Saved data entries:
--- begin ---

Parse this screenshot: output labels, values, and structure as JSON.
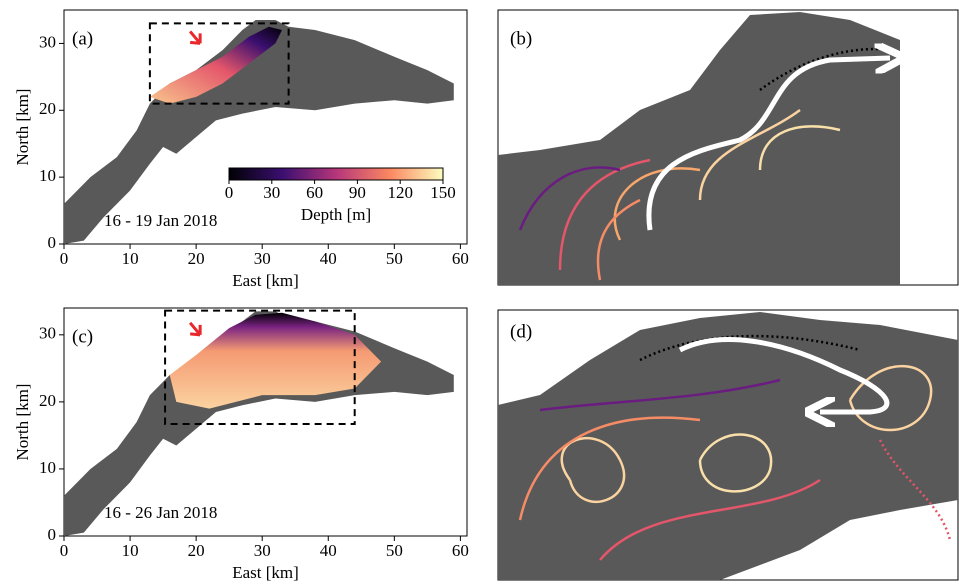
{
  "chart_data": [
    {
      "type": "map",
      "panel_label": "(a)",
      "xlabel": "East [km]",
      "ylabel": "North [km]",
      "xlim": [
        0,
        61
      ],
      "ylim": [
        0,
        35
      ],
      "xticks": [
        0,
        10,
        20,
        30,
        40,
        50,
        60
      ],
      "yticks": [
        0,
        10,
        20,
        30
      ],
      "annotation": "16 - 19 Jan 2018",
      "box": {
        "x": [
          13,
          34
        ],
        "y": [
          21,
          33
        ]
      },
      "colorbar": {
        "label": "Depth [m]",
        "lim": [
          0,
          150
        ],
        "ticks": [
          0,
          30,
          60,
          90,
          120,
          150
        ]
      }
    },
    {
      "type": "zoom",
      "panel_label": "(b)"
    },
    {
      "type": "map",
      "panel_label": "(c)",
      "xlabel": "East [km]",
      "ylabel": "North [km]",
      "xlim": [
        0,
        61
      ],
      "ylim": [
        0,
        34
      ],
      "xticks": [
        0,
        10,
        20,
        30,
        40,
        50,
        60
      ],
      "yticks": [
        0,
        10,
        20,
        30
      ],
      "annotation": "16 - 26 Jan 2018",
      "box": {
        "x": [
          15.3,
          44
        ],
        "y": [
          16.7,
          33.6
        ]
      }
    },
    {
      "type": "zoom",
      "panel_label": "(d)"
    }
  ]
}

--- end ---

▶ [Your task]
Any pictures should be dropped; transcribe the rest of the records above exactly.

▶ [Exercise output]
Parse this screenshot: output labels, values, and structure as JSON.
{
  "chart_data": [
    {
      "type": "map",
      "panel_label": "(a)",
      "xlabel": "East [km]",
      "ylabel": "North [km]",
      "xlim": [
        0,
        61
      ],
      "ylim": [
        0,
        35
      ],
      "xticks": [
        0,
        10,
        20,
        30,
        40,
        50,
        60
      ],
      "yticks": [
        0,
        10,
        20,
        30
      ],
      "annotation": "16 - 19 Jan 2018",
      "box": {
        "x": [
          13,
          34
        ],
        "y": [
          21,
          33
        ]
      },
      "colorbar": {
        "label": "Depth [m]",
        "lim": [
          0,
          150
        ],
        "ticks": [
          0,
          30,
          60,
          90,
          120,
          150
        ]
      }
    },
    {
      "type": "zoom",
      "panel_label": "(b)"
    },
    {
      "type": "map",
      "panel_label": "(c)",
      "xlabel": "East [km]",
      "ylabel": "North [km]",
      "xlim": [
        0,
        61
      ],
      "ylim": [
        0,
        34
      ],
      "xticks": [
        0,
        10,
        20,
        30,
        40,
        50,
        60
      ],
      "yticks": [
        0,
        10,
        20,
        30
      ],
      "annotation": "16 - 26 Jan 2018",
      "box": {
        "x": [
          15.3,
          44
        ],
        "y": [
          16.7,
          33.6
        ]
      }
    },
    {
      "type": "zoom",
      "panel_label": "(d)"
    }
  ]
}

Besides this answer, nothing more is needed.